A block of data
────────
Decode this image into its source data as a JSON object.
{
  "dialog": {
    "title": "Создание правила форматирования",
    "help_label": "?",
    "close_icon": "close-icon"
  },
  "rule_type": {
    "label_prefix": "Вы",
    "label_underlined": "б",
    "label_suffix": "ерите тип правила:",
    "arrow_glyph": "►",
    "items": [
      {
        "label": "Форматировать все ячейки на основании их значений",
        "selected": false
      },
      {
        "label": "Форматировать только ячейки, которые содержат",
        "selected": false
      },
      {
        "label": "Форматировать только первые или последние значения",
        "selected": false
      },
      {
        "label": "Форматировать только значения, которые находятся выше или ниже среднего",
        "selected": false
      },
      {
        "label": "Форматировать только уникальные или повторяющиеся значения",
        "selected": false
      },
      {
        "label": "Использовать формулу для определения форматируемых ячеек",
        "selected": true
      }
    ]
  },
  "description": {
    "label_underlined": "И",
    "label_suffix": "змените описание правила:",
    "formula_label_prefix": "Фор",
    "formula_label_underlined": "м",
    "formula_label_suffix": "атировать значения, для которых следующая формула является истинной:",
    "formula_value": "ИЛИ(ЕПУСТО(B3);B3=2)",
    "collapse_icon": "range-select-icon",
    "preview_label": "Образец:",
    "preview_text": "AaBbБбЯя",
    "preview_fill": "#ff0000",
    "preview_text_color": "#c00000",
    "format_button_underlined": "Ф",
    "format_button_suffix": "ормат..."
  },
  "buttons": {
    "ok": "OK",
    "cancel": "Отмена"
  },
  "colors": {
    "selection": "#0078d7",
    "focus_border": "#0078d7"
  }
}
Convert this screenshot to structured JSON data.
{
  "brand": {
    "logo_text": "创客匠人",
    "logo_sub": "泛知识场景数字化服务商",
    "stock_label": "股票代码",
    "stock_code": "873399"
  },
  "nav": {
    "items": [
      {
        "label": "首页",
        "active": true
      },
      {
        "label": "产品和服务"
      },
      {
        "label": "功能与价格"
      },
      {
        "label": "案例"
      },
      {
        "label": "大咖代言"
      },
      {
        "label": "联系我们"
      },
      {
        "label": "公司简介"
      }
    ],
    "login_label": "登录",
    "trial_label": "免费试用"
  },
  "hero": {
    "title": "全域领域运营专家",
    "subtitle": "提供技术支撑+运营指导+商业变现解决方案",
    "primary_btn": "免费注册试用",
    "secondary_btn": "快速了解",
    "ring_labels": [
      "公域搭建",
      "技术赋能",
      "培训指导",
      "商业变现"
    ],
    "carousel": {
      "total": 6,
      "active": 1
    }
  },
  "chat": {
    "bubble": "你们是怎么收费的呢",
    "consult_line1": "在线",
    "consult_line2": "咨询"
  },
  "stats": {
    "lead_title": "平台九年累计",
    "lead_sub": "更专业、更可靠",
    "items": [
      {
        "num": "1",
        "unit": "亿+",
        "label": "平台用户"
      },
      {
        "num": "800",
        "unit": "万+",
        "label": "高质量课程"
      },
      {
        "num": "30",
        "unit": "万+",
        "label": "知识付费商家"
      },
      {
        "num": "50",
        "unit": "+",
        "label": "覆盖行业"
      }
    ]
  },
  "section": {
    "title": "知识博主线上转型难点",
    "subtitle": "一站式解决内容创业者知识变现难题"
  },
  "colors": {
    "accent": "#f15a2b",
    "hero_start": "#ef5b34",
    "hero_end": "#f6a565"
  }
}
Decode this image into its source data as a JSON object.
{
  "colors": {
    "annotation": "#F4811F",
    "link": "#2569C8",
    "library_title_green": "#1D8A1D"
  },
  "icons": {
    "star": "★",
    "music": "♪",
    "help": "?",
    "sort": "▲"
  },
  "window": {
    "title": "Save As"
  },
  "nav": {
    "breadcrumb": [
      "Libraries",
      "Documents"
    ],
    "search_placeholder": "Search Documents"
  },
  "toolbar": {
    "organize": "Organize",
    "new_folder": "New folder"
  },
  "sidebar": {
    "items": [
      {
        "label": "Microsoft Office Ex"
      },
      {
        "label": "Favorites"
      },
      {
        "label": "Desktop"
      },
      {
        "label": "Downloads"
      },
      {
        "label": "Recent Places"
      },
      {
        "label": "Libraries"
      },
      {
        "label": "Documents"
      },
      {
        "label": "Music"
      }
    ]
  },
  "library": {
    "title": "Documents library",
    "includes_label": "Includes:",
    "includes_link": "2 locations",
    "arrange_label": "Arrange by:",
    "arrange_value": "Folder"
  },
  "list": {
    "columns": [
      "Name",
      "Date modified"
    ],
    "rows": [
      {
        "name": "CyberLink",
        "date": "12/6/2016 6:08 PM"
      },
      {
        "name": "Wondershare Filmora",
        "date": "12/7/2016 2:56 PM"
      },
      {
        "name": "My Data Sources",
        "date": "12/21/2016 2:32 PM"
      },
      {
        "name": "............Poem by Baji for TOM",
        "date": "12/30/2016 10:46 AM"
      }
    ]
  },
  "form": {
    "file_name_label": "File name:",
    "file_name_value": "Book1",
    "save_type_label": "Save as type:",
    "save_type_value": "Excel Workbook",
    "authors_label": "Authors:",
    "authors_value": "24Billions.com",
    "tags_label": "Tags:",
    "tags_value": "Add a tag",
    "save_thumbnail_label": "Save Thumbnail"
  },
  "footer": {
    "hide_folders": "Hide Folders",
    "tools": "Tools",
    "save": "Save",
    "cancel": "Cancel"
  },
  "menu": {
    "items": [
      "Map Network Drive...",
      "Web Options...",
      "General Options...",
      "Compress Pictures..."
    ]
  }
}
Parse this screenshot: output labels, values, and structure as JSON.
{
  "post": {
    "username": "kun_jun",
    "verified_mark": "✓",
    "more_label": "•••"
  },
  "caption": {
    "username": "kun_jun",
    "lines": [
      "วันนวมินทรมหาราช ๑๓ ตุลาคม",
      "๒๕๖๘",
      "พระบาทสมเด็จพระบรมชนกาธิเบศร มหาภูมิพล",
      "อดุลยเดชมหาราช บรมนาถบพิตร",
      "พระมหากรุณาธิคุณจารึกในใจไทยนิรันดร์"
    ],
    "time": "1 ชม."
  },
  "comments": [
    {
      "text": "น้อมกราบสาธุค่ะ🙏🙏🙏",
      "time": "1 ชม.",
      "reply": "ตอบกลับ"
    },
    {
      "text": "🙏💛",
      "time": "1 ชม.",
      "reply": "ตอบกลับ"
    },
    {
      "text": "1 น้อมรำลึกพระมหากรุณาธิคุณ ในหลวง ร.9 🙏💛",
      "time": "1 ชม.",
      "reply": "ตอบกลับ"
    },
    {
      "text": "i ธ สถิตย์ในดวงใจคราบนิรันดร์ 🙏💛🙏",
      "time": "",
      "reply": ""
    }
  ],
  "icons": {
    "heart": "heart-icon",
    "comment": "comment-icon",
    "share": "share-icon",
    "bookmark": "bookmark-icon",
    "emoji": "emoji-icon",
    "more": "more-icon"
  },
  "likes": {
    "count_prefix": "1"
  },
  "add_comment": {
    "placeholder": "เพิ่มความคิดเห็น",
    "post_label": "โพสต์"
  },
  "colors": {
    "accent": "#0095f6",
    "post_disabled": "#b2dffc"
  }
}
────────
- [Request] Show all lines in the entries above where the word "Documents" appears.

- [Exercise result]
      "Documents"
    "search_placeholder": "Search Documents"
        "label": "Documents"
    "title": "Documents library",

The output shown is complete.